## begin

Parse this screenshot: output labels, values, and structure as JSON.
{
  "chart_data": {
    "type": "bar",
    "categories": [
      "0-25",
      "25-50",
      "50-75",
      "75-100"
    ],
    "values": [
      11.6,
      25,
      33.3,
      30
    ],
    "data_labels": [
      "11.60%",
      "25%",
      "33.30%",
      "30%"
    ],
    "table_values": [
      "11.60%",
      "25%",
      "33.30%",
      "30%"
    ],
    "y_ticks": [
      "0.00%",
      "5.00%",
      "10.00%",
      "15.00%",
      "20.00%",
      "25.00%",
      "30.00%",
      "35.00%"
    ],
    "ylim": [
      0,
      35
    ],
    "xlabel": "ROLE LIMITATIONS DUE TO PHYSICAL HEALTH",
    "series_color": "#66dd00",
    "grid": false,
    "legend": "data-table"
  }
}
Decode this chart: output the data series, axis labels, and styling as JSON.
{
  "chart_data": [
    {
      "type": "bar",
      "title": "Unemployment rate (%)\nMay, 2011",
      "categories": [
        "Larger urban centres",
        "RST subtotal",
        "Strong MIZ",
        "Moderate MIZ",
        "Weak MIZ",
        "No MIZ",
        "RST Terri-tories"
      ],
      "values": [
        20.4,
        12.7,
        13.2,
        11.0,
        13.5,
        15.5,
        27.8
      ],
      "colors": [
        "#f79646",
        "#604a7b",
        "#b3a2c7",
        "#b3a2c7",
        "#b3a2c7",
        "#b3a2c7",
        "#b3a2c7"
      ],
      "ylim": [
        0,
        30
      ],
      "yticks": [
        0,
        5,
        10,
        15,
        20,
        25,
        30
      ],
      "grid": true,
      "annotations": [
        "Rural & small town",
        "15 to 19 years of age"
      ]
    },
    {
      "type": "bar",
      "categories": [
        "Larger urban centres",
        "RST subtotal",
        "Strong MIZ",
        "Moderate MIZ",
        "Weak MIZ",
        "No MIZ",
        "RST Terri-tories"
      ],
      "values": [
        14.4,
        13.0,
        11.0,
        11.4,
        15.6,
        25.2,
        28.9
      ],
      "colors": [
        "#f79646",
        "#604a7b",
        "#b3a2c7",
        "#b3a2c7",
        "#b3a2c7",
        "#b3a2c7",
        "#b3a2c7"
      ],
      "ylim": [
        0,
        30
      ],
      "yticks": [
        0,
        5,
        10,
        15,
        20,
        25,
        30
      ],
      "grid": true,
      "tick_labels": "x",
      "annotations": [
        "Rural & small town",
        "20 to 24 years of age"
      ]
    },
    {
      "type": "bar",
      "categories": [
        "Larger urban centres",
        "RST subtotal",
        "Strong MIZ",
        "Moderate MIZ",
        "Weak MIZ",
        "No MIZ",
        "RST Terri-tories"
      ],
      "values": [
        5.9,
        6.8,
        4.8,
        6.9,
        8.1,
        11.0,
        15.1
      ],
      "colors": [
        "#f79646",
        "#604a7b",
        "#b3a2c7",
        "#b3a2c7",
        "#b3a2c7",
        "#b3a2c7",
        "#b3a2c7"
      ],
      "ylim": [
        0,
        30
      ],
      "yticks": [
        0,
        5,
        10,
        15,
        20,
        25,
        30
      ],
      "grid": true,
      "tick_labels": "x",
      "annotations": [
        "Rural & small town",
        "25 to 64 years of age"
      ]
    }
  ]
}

## end

Aim of the exercise: Print all of the entries again, exactly as written.

Task response:
Parse this screenshot: output labels, values, and structure as JSON.
{
  "chart_data": {
    "type": "bar",
    "categories": [
      "0-25",
      "25-50",
      "50-75",
      "75-100"
    ],
    "values": [
      11.6,
      25,
      33.3,
      30
    ],
    "data_labels": [
      "11.60%",
      "25%",
      "33.30%",
      "30%"
    ],
    "table_values": [
      "11.60%",
      "25%",
      "33.30%",
      "30%"
    ],
    "y_ticks": [
      "0.00%",
      "5.00%",
      "10.00%",
      "15.00%",
      "20.00%",
      "25.00%",
      "30.00%",
      "35.00%"
    ],
    "ylim": [
      0,
      35
    ],
    "xlabel": "ROLE LIMITATIONS DUE TO PHYSICAL HEALTH",
    "series_color": "#66dd00",
    "grid": false,
    "legend": "data-table"
  }
}
Decode this chart: output the data series, axis labels, and styling as JSON.
{
  "chart_data": [
    {
      "type": "bar",
      "title": "Unemployment rate (%)\nMay, 2011",
      "categories": [
        "Larger urban centres",
        "RST subtotal",
        "Strong MIZ",
        "Moderate MIZ",
        "Weak MIZ",
        "No MIZ",
        "RST Terri-tories"
      ],
      "values": [
        20.4,
        12.7,
        13.2,
        11.0,
        13.5,
        15.5,
        27.8
      ],
      "colors": [
        "#f79646",
        "#604a7b",
        "#b3a2c7",
        "#b3a2c7",
        "#b3a2c7",
        "#b3a2c7",
        "#b3a2c7"
      ],
      "ylim": [
        0,
        30
      ],
      "yticks": [
        0,
        5,
        10,
        15,
        20,
        25,
        30
      ],
      "grid": true,
      "annotations": [
        "Rural & small town",
        "15 to 19 years of age"
      ]
    },
    {
      "type": "bar",
      "categories": [
        "Larger urban centres",
        "RST subtotal",
        "Strong MIZ",
        "Moderate MIZ",
        "Weak MIZ",
        "No MIZ",
        "RST Terri-tories"
      ],
      "values": [
        14.4,
        13.0,
        11.0,
        11.4,
        15.6,
        25.2,
        28.9
      ],
      "colors": [
        "#f79646",
        "#604a7b",
        "#b3a2c7",
        "#b3a2c7",
        "#b3a2c7",
        "#b3a2c7",
        "#b3a2c7"
      ],
      "ylim": [
        0,
        30
      ],
      "yticks": [
        0,
        5,
        10,
        15,
        20,
        25,
        30
      ],
      "grid": true,
      "tick_labels": "x",
      "annotations": [
        "Rural & small town",
        "20 to 24 years of age"
      ]
    },
    {
      "type": "bar",
      "categories": [
        "Larger urban centres",
        "RST subtotal",
        "Strong MIZ",
        "Moderate MIZ",
        "Weak MIZ",
        "No MIZ",
        "RST Terri-tories"
      ],
      "values": [
        5.9,
        6.8,
        4.8,
        6.9,
        8.1,
        11.0,
        15.1
      ],
      "colors": [
        "#f79646",
        "#604a7b",
        "#b3a2c7",
        "#b3a2c7",
        "#b3a2c7",
        "#b3a2c7",
        "#b3a2c7"
      ],
      "ylim": [
        0,
        30
      ],
      "yticks": [
        0,
        5,
        10,
        15,
        20,
        25,
        30
      ],
      "grid": true,
      "tick_labels": "x",
      "annotations": [
        "Rural & small town",
        "25 to 64 years of age"
      ]
    }
  ]
}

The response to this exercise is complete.